> _WORK INSTRUCTIONS_
Reproduce every entry below precisely; do not include the pictures.

> _DATA PROVIDED_
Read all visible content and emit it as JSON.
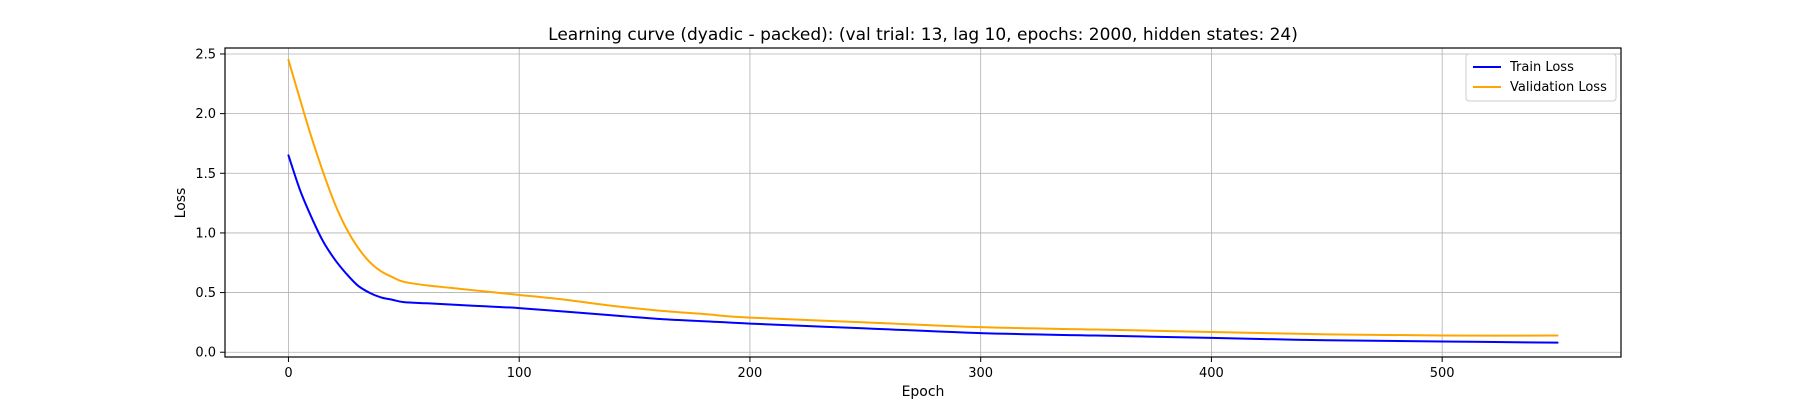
{
  "chart_data": {
    "type": "line",
    "title": "Learning curve (dyadic - packed): (val trial: 13, lag 10, epochs: 2000, hidden states: 24)",
    "xlabel": "Epoch",
    "ylabel": "Loss",
    "xlim": [
      -27.5,
      577.5
    ],
    "ylim": [
      -0.04,
      2.55
    ],
    "xticks": [
      0,
      100,
      200,
      300,
      400,
      500
    ],
    "yticks": [
      0.0,
      0.5,
      1.0,
      1.5,
      2.0,
      2.5
    ],
    "xtick_labels": [
      "0",
      "100",
      "200",
      "300",
      "400",
      "500"
    ],
    "ytick_labels": [
      "0.0",
      "0.5",
      "1.0",
      "1.5",
      "2.0",
      "2.5"
    ],
    "grid": true,
    "legend_position": "top-right",
    "series": [
      {
        "name": "Train Loss",
        "color": "#0000ff",
        "x": [
          0,
          5,
          10,
          15,
          20,
          25,
          30,
          35,
          40,
          45,
          50,
          60,
          70,
          80,
          90,
          100,
          120,
          140,
          160,
          180,
          200,
          250,
          300,
          350,
          400,
          450,
          500,
          550
        ],
        "y": [
          1.65,
          1.36,
          1.13,
          0.93,
          0.78,
          0.66,
          0.56,
          0.5,
          0.46,
          0.44,
          0.42,
          0.41,
          0.4,
          0.39,
          0.38,
          0.37,
          0.34,
          0.31,
          0.28,
          0.26,
          0.24,
          0.2,
          0.16,
          0.14,
          0.12,
          0.1,
          0.09,
          0.08
        ]
      },
      {
        "name": "Validation Loss",
        "color": "#ffa500",
        "x": [
          0,
          5,
          10,
          15,
          20,
          25,
          30,
          35,
          40,
          45,
          50,
          60,
          70,
          80,
          90,
          100,
          120,
          140,
          160,
          180,
          200,
          250,
          300,
          350,
          400,
          450,
          500,
          550
        ],
        "y": [
          2.45,
          2.12,
          1.8,
          1.51,
          1.25,
          1.04,
          0.88,
          0.76,
          0.68,
          0.63,
          0.59,
          0.56,
          0.54,
          0.52,
          0.5,
          0.48,
          0.44,
          0.39,
          0.35,
          0.32,
          0.29,
          0.25,
          0.21,
          0.19,
          0.17,
          0.15,
          0.14,
          0.14
        ]
      }
    ]
  }
}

> _FULL ANSWER_
Read all visible content and emit it as JSON.
{
  "chart_data": {
    "type": "line",
    "title": "Learning curve (dyadic - packed): (val trial: 13, lag 10, epochs: 2000, hidden states: 24)",
    "xlabel": "Epoch",
    "ylabel": "Loss",
    "xlim": [
      -27.5,
      577.5
    ],
    "ylim": [
      -0.04,
      2.55
    ],
    "xticks": [
      0,
      100,
      200,
      300,
      400,
      500
    ],
    "yticks": [
      0.0,
      0.5,
      1.0,
      1.5,
      2.0,
      2.5
    ],
    "xtick_labels": [
      "0",
      "100",
      "200",
      "300",
      "400",
      "500"
    ],
    "ytick_labels": [
      "0.0",
      "0.5",
      "1.0",
      "1.5",
      "2.0",
      "2.5"
    ],
    "grid": true,
    "legend_position": "top-right",
    "series": [
      {
        "name": "Train Loss",
        "color": "#0000ff",
        "x": [
          0,
          5,
          10,
          15,
          20,
          25,
          30,
          35,
          40,
          45,
          50,
          60,
          70,
          80,
          90,
          100,
          120,
          140,
          160,
          180,
          200,
          250,
          300,
          350,
          400,
          450,
          500,
          550
        ],
        "y": [
          1.65,
          1.36,
          1.13,
          0.93,
          0.78,
          0.66,
          0.56,
          0.5,
          0.46,
          0.44,
          0.42,
          0.41,
          0.4,
          0.39,
          0.38,
          0.37,
          0.34,
          0.31,
          0.28,
          0.26,
          0.24,
          0.2,
          0.16,
          0.14,
          0.12,
          0.1,
          0.09,
          0.08
        ]
      },
      {
        "name": "Validation Loss",
        "color": "#ffa500",
        "x": [
          0,
          5,
          10,
          15,
          20,
          25,
          30,
          35,
          40,
          45,
          50,
          60,
          70,
          80,
          90,
          100,
          120,
          140,
          160,
          180,
          200,
          250,
          300,
          350,
          400,
          450,
          500,
          550
        ],
        "y": [
          2.45,
          2.12,
          1.8,
          1.51,
          1.25,
          1.04,
          0.88,
          0.76,
          0.68,
          0.63,
          0.59,
          0.56,
          0.54,
          0.52,
          0.5,
          0.48,
          0.44,
          0.39,
          0.35,
          0.32,
          0.29,
          0.25,
          0.21,
          0.19,
          0.17,
          0.15,
          0.14,
          0.14
        ]
      }
    ]
  }
}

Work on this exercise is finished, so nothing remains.